┌──

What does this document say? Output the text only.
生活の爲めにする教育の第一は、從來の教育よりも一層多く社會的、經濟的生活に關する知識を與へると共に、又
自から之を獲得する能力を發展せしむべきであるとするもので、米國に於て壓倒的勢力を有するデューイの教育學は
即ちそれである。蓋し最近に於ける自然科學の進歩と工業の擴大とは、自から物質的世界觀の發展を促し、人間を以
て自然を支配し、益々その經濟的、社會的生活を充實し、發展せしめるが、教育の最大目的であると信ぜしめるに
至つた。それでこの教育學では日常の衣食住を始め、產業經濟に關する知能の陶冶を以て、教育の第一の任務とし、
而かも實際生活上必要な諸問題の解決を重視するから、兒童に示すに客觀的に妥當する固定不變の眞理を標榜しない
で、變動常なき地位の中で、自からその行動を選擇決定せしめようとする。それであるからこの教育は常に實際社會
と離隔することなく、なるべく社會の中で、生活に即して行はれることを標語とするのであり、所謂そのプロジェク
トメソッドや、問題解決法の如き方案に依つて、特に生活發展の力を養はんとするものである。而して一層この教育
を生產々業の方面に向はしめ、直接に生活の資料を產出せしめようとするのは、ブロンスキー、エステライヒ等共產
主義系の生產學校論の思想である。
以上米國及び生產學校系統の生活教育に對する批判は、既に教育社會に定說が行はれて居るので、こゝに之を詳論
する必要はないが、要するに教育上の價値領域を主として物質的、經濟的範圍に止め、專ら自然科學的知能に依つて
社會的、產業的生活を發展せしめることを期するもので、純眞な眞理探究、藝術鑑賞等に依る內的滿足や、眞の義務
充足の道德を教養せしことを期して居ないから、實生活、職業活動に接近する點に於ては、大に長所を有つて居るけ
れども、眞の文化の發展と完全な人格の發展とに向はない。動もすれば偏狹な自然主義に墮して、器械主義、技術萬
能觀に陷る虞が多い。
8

└──

Extract all the entries word for word.

→ **Complete response**:
What does this document say? Output the text only.
生活の爲めにする教育の第一は、從來の教育よりも一層多く社會的、經濟的生活に關する知識を與へると共に、又
自から之を獲得する能力を發展せしむべきであるとするもので、米國に於て壓倒的勢力を有するデューイの教育學は
即ちそれである。蓋し最近に於ける自然科學の進歩と工業の擴大とは、自から物質的世界觀の發展を促し、人間を以
て自然を支配し、益々その經濟的、社會的生活を充實し、發展せしめるが、教育の最大目的であると信ぜしめるに
至つた。それでこの教育學では日常の衣食住を始め、產業經濟に關する知能の陶冶を以て、教育の第一の任務とし、
而かも實際生活上必要な諸問題の解決を重視するから、兒童に示すに客觀的に妥當する固定不變の眞理を標榜しない
で、變動常なき地位の中で、自からその行動を選擇決定せしめようとする。それであるからこの教育は常に實際社會
と離隔することなく、なるべく社會の中で、生活に即して行はれることを標語とするのであり、所謂そのプロジェク
トメソッドや、問題解決法の如き方案に依つて、特に生活發展の力を養はんとするものである。而して一層この教育
を生產々業の方面に向はしめ、直接に生活の資料を產出せしめようとするのは、ブロンスキー、エステライヒ等共產
主義系の生產學校論の思想である。
以上米國及び生產學校系統の生活教育に對する批判は、既に教育社會に定說が行はれて居るので、こゝに之を詳論
する必要はないが、要するに教育上の價値領域を主として物質的、經濟的範圍に止め、專ら自然科學的知能に依つて
社會的、產業的生活を發展せしめることを期するもので、純眞な眞理探究、藝術鑑賞等に依る內的滿足や、眞の義務
充足の道德を教養せしことを期して居ないから、實生活、職業活動に接近する點に於ては、大に長所を有つて居るけ
れども、眞の文化の發展と完全な人格の發展とに向はない。動もすれば偏狹な自然主義に墮して、器械主義、技術萬
能觀に陷る虞が多い。
8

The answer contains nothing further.